#### TEXTO PARA ANÁLISE:
Para o professor, o Brasil já tem condições favoráveis para avançar em tais cuidados intermediários. Há toda uma estrutura física já construída e subaproveitada. “São serviços de baixo custo e temos uma grande vantagem no Brasil: temos mais de 5000 hospitais de pequeno porte, de até 50 leitos, que são pouco utilizados, tem algo em torno de 30% de sua capacidade assistencial em uso. E seu uso não se basearia necessariamente em internações”, explicou no vídeo, em sintonia com sua última coluna no Outra Saúde.

Tulio explica que alguns países europeus já têm colocado em prática tal modelo, que tem tudo a ver com a própria preferência das pessoas: ser cuidado em casa, ou perto de casa, é melhor do que ficar dias em hospitais, tanto para pacientes como para familiares

“Em resumo: tudo que pode ser feito no território deve ser feito no território. É isso que o mundo debate hoje. O uso do hospital deve ficar reduzido a questões dependentes de tecnologia hospitalar. Atenção e internações domiciliares, hospital-dia, vários serviços de saúde mental podem ser feitos no território. Esses pequenos hospitais abrigariam uma rede de cuidados intermediários, que tem baixíssimo custo e alta eficácia, porque mantém as pessoas seguras e protegidas no domicílio. E se as pessoas se sentem protegidas, não vão recorrer a hospitais. Reduz-se internações e reserva-se hospitais para casos realmente necessários. Qualifica-se, assim, o gasto, e permite-se ampliação da assistência”.

No Brasil, algumas experiências começam a caminhar neste sentido. O próprio Tulio Franco publicou texto no Outra Saúde a respeito de um grupo de pacientes cardíacos monitorados por pesquisadores da UFMG. Em Recife o mesmo ocorre, através do projeto Minha Saúde Conectada, com o adendo de que parte do acompanhamento se faz a partir da telessaúde, o que se encaixa perfeitamente no avanço da digitalização da SUS, simbolizada no lançamento do Meu SUS Digital.

#### APLIQUE A LEITURA:
1 - Reproduza sem alterações o trecho do texto sobre cuidados intermediários que vai de "Para o professor, o" até "no Outra Saúde.".
2 - Para cada afirmação, indique se ela está de acordo com o texto sobre cuidados intermediários, respondendo sim ou não e citando literalmente as palavras do texto que decidem a questão: (a) o Brasil tem mais de 5000 hospitais de pequeno porte, com até 50 leitos; (b) esses pequenos hospitais usam cerca de 70% de sua capacidade assistencial; (c) em Recife, o projeto citado se chama Minha Saúde Conectada.
3 - Prossiga com o texto sobre cuidados intermediários a partir do ponto em que ele termina.
A listagem a seguir tem origem em outra fonte.

#### DADOS APRESENTADOS:
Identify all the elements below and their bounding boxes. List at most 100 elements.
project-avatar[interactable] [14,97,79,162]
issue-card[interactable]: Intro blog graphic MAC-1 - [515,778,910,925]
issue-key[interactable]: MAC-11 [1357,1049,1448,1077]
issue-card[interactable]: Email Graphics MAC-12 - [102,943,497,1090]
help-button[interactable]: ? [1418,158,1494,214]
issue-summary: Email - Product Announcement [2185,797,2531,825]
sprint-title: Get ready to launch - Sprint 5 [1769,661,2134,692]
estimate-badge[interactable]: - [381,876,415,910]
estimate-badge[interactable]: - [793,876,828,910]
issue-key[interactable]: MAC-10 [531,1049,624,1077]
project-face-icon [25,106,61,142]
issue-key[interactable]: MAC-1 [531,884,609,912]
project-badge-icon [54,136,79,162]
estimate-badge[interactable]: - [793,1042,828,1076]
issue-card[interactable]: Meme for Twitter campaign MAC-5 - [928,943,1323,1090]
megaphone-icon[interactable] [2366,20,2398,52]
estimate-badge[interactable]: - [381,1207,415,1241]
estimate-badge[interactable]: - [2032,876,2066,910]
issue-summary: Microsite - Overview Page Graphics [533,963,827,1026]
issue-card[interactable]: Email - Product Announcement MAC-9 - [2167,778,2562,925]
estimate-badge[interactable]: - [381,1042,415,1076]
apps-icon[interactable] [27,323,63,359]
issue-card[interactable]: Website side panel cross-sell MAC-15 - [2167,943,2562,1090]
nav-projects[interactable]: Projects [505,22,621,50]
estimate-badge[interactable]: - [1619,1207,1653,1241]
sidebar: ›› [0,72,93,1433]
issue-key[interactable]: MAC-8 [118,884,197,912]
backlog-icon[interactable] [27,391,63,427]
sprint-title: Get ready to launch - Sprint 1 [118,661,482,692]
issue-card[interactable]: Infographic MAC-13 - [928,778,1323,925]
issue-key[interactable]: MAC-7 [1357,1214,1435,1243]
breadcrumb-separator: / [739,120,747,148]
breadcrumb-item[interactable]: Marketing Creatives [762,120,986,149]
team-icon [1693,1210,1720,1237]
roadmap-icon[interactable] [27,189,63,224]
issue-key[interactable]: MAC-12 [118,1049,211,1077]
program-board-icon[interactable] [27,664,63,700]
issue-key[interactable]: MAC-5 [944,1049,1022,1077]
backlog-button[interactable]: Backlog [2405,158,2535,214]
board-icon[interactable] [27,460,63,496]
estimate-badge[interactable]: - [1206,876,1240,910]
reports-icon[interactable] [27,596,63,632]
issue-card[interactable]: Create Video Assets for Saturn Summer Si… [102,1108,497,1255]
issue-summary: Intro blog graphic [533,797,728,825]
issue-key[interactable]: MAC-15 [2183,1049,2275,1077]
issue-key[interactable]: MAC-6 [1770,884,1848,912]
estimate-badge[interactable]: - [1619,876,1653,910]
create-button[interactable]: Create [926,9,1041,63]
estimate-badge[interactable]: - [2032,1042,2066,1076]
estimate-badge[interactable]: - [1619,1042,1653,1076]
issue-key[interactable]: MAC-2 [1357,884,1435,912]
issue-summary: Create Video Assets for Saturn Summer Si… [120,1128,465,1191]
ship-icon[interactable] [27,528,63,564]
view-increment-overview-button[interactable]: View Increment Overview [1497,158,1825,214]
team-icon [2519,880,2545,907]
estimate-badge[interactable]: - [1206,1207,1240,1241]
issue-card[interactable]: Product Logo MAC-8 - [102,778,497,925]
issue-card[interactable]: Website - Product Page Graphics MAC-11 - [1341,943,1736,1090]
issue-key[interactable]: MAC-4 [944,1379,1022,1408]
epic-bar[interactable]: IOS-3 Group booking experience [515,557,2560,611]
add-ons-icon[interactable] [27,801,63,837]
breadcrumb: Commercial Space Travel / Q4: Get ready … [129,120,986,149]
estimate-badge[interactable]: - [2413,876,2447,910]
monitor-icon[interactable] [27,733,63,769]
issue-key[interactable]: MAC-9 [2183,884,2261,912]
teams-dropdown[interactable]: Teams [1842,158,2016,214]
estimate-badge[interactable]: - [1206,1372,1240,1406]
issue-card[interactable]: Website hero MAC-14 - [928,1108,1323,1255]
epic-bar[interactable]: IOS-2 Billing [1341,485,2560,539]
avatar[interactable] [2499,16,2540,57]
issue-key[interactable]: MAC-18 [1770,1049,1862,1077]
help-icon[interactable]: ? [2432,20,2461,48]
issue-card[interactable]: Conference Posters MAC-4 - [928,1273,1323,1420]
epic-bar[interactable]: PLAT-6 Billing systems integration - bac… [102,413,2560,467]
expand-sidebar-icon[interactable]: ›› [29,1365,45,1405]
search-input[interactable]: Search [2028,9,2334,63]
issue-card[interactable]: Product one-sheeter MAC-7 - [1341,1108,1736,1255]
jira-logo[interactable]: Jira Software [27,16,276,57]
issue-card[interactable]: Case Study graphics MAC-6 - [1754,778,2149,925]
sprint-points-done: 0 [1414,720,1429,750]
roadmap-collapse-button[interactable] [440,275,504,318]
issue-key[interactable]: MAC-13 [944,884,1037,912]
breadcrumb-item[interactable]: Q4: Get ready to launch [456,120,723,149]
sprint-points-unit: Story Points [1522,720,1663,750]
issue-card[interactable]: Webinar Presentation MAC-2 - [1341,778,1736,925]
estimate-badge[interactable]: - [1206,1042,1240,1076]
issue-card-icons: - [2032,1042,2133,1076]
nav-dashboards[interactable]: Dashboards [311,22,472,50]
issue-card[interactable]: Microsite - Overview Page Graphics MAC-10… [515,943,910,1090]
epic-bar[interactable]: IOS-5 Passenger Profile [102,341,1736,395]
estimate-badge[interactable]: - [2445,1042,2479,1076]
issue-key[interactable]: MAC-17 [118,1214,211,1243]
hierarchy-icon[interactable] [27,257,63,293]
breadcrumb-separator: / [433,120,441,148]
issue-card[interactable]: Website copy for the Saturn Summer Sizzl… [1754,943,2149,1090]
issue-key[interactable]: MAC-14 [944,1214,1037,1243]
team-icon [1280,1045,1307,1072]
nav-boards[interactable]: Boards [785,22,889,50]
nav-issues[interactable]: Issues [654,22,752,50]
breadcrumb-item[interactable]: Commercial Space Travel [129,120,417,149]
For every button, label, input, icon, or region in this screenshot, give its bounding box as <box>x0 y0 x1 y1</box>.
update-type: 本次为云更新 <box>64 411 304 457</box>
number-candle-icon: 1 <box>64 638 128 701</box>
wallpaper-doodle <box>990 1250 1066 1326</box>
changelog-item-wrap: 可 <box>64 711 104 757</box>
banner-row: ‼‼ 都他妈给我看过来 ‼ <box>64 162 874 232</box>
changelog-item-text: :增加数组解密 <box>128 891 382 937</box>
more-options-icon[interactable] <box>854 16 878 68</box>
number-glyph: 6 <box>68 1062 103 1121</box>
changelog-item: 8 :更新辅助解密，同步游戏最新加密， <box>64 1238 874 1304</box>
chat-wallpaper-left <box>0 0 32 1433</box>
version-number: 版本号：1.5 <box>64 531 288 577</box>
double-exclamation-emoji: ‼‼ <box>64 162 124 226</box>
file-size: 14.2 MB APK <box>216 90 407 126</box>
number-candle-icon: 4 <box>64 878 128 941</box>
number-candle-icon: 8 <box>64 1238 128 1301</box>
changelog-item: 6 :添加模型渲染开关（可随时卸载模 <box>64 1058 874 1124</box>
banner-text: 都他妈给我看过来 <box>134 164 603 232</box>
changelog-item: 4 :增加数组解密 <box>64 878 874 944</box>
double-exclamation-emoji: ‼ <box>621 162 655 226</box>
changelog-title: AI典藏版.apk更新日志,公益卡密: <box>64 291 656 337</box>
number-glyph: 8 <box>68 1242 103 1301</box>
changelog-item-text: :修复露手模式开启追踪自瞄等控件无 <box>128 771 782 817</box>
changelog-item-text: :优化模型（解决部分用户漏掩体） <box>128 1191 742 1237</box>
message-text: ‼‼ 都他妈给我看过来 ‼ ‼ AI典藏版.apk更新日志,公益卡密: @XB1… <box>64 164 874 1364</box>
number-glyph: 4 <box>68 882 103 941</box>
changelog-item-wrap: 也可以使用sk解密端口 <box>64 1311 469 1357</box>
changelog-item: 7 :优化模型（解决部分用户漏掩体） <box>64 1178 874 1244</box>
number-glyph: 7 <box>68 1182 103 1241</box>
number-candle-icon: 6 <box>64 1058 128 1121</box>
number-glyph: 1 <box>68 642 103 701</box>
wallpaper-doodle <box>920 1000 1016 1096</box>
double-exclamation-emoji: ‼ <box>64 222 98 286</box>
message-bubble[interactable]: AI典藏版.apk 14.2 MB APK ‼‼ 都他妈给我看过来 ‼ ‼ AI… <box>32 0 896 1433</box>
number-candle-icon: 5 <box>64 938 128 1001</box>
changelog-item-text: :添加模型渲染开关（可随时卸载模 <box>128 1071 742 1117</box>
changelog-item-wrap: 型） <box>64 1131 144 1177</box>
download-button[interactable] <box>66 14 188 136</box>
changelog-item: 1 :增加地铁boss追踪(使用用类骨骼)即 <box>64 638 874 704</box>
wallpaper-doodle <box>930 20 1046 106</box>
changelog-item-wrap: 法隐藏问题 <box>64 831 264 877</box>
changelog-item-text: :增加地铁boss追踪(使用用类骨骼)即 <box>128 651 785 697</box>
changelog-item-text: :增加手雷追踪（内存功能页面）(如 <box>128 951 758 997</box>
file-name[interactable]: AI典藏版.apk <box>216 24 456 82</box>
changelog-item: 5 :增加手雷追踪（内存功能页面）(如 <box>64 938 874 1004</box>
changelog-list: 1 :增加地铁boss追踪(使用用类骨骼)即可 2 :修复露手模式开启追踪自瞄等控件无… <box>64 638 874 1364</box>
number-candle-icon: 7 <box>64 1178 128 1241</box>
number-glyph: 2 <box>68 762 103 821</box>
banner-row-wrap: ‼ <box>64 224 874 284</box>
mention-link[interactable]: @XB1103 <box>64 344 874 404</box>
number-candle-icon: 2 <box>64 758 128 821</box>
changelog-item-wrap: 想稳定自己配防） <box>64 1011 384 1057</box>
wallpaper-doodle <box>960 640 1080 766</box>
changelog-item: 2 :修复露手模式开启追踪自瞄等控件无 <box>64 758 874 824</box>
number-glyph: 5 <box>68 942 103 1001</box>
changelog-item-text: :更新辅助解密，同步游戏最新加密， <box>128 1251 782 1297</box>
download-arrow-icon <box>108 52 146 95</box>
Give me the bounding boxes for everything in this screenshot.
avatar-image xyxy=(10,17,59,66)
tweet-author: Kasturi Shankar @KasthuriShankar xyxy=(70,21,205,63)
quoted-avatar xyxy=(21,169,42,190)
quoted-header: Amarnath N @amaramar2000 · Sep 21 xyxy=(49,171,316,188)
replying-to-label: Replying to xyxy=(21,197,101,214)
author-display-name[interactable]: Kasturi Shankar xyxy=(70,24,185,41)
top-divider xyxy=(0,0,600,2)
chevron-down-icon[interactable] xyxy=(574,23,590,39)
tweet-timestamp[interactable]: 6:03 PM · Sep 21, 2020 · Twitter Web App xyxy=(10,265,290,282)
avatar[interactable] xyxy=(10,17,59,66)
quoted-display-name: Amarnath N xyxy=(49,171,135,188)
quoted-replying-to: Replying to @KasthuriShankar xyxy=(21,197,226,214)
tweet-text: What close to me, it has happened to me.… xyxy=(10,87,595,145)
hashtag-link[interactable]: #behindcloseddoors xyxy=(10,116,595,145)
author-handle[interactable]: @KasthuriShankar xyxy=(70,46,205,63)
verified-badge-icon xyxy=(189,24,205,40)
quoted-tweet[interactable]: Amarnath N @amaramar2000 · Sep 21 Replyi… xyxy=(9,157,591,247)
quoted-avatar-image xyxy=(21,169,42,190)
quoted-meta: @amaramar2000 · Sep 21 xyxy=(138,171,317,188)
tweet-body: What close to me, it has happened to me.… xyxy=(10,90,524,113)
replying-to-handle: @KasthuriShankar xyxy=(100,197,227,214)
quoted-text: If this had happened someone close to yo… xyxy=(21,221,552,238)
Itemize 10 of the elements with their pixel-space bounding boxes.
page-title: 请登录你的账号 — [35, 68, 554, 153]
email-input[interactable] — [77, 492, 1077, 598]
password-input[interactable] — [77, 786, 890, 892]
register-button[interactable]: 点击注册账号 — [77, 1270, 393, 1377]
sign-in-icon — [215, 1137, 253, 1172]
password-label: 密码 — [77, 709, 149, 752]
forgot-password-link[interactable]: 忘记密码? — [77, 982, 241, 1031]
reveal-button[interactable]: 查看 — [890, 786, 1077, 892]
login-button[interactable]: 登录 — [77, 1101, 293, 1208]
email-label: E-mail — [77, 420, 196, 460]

#### RESPOSTAS:
1 -
Para o professor, o Brasil já tem condições favoráveis para avançar em tais cuidados intermediários. Há toda uma estrutura física já construída e subaproveitada. “São serviços de baixo custo e temos uma grande vantagem no Brasil: temos mais de 5000 hospitais de pequeno porte, de até 50 leitos, que são pouco utilizados, tem algo em torno de 30% de sua capacidade assistencial em uso. E seu uso não se basearia necessariamente em internações”, explicou no vídeo, em sintonia com sua última coluna no Outra Saúde.

2 -
(a) Sim: "temos mais de 5000 hospitais de pequeno porte, de até 50 leitos".
(b) Não: "tem algo em torno de 30% de sua capacidade assistencial em uso".
(c) Sim: "através do projeto Minha Saúde Conectada".

3 -
A luta pelo orçamento

Falar em ações de baixo custo em saúde não significa abrir mão de um orçamento capaz de encarar o desafio de promover um sistema de saúde público de qualidade. Tulio é enfático em defender os atuais pisos da saúde e da educação, atacados pela razão neoliberal de Estado.

“Temos que tratar a saúde com sua grandiosidade, com a envergadura que tem. Ela não pode, por exemplo, entrar no escopo de déficit fiscal zero. Não deve entrar em arcabouço fiscal, precisa ser tratada de forma diferenciada, pelos benefícios que traz e também pelos sacrifícios a que foi submetida recentemente”.

Para a edificação de um sistema eficiente de ponta a ponta, que avance nos cuidados intermediários propostos por Tulio Franco, é necessário investir nos profissionais que fazem o SUS funcionar. O que não se faz com “austeridade” fiscal e o orçamento deformado .

“Investir não significa necessariamente comprar equipamento e máquina. As pessoas precisam de cuidado depois da alta hospitalar, elas precisam de continuidade. A questão da força de trabalho é crítica. Estamos perdendo profissionais. Os profissionais que ingressam no SUS adquirem muita experiência, dada a característica deste sistema. E estamos perdendo este profissional, que precisa de perspectiva de carreira, salários, saber o que será de sua vida aos 60 anos de idade. Saúde precisa de pessoas, tanto de trabalhadores como usuários. Dois terços dos gastos com saúde são com pessoal, não tem jeito. É assim que se produz saúde”, resume.